Your task is to copy every record exactly.

● Given records:
============================================================
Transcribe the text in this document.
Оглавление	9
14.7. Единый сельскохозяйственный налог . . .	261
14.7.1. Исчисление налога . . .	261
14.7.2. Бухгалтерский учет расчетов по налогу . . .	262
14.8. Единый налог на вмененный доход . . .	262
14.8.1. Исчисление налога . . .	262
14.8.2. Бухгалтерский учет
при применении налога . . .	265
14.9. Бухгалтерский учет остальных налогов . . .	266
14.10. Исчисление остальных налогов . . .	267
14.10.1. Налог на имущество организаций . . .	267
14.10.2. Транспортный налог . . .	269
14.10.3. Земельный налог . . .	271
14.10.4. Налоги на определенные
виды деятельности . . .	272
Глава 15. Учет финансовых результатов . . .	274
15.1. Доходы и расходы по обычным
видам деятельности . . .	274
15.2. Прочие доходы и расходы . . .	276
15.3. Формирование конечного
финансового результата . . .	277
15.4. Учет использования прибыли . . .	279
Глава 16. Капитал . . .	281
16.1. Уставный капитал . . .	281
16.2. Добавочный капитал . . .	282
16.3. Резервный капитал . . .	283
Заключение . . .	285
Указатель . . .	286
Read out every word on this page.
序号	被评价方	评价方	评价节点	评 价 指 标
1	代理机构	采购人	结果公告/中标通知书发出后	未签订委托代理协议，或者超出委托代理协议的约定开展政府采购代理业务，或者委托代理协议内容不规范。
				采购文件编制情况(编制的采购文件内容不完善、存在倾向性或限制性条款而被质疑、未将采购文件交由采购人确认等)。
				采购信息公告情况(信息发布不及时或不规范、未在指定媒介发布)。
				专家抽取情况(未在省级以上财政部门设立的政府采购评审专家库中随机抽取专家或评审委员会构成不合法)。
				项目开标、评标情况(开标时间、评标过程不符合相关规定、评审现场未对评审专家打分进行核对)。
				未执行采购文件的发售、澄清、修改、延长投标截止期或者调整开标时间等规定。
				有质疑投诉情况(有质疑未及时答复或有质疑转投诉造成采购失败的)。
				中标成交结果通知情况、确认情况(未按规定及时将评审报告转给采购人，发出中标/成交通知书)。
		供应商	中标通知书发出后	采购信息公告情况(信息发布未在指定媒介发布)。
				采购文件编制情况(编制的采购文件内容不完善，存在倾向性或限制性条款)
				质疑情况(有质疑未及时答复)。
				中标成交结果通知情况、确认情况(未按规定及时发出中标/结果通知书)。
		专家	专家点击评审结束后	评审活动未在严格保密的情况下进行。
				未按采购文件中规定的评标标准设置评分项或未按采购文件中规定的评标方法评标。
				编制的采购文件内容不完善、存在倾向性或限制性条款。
============================================================
● Task answer:
Transcribe the text in this document.
Оглавление	9
14.7. Единый сельскохозяйственный налог . . .	261
14.7.1. Исчисление налога . . .	261
14.7.2. Бухгалтерский учет расчетов по налогу . . .	262
14.8. Единый налог на вмененный доход . . .	262
14.8.1. Исчисление налога . . .	262
14.8.2. Бухгалтерский учет
при применении налога . . .	265
14.9. Бухгалтерский учет остальных налогов . . .	266
14.10. Исчисление остальных налогов . . .	267
14.10.1. Налог на имущество организаций . . .	267
14.10.2. Транспортный налог . . .	269
14.10.3. Земельный налог . . .	271
14.10.4. Налоги на определенные
виды деятельности . . .	272
Глава 15. Учет финансовых результатов . . .	274
15.1. Доходы и расходы по обычным
видам деятельности . . .	274
15.2. Прочие доходы и расходы . . .	276
15.3. Формирование конечного
финансового результата . . .	277
15.4. Учет использования прибыли . . .	279
Глава 16. Капитал . . .	281
16.1. Уставный капитал . . .	281
16.2. Добавочный капитал . . .	282
16.3. Резервный капитал . . .	283
Заключение . . .	285
Указатель . . .	286
Read out every word on this page.
序号	被评价方	评价方	评价节点	评 价 指 标
1	代理机构	采购人	结果公告/中标通知书发出后	未签订委托代理协议，或者超出委托代理协议的约定开展政府采购代理业务，或者委托代理协议内容不规范。
				采购文件编制情况(编制的采购文件内容不完善、存在倾向性或限制性条款而被质疑、未将采购文件交由采购人确认等)。
				采购信息公告情况(信息发布不及时或不规范、未在指定媒介发布)。
				专家抽取情况(未在省级以上财政部门设立的政府采购评审专家库中随机抽取专家或评审委员会构成不合法)。
				项目开标、评标情况(开标时间、评标过程不符合相关规定、评审现场未对评审专家打分进行核对)。
				未执行采购文件的发售、澄清、修改、延长投标截止期或者调整开标时间等规定。
				有质疑投诉情况(有质疑未及时答复或有质疑转投诉造成采购失败的)。
				中标成交结果通知情况、确认情况(未按规定及时将评审报告转给采购人，发出中标/成交通知书)。
		供应商	中标通知书发出后	采购信息公告情况(信息发布未在指定媒介发布)。
				采购文件编制情况(编制的采购文件内容不完善，存在倾向性或限制性条款)
				质疑情况(有质疑未及时答复)。
				中标成交结果通知情况、确认情况(未按规定及时发出中标/结果通知书)。
		专家	专家点击评审结束后	评审活动未在严格保密的情况下进行。
				未按采购文件中规定的评标标准设置评分项或未按采购文件中规定的评标方法评标。
				编制的采购文件内容不完善、存在倾向性或限制性条款。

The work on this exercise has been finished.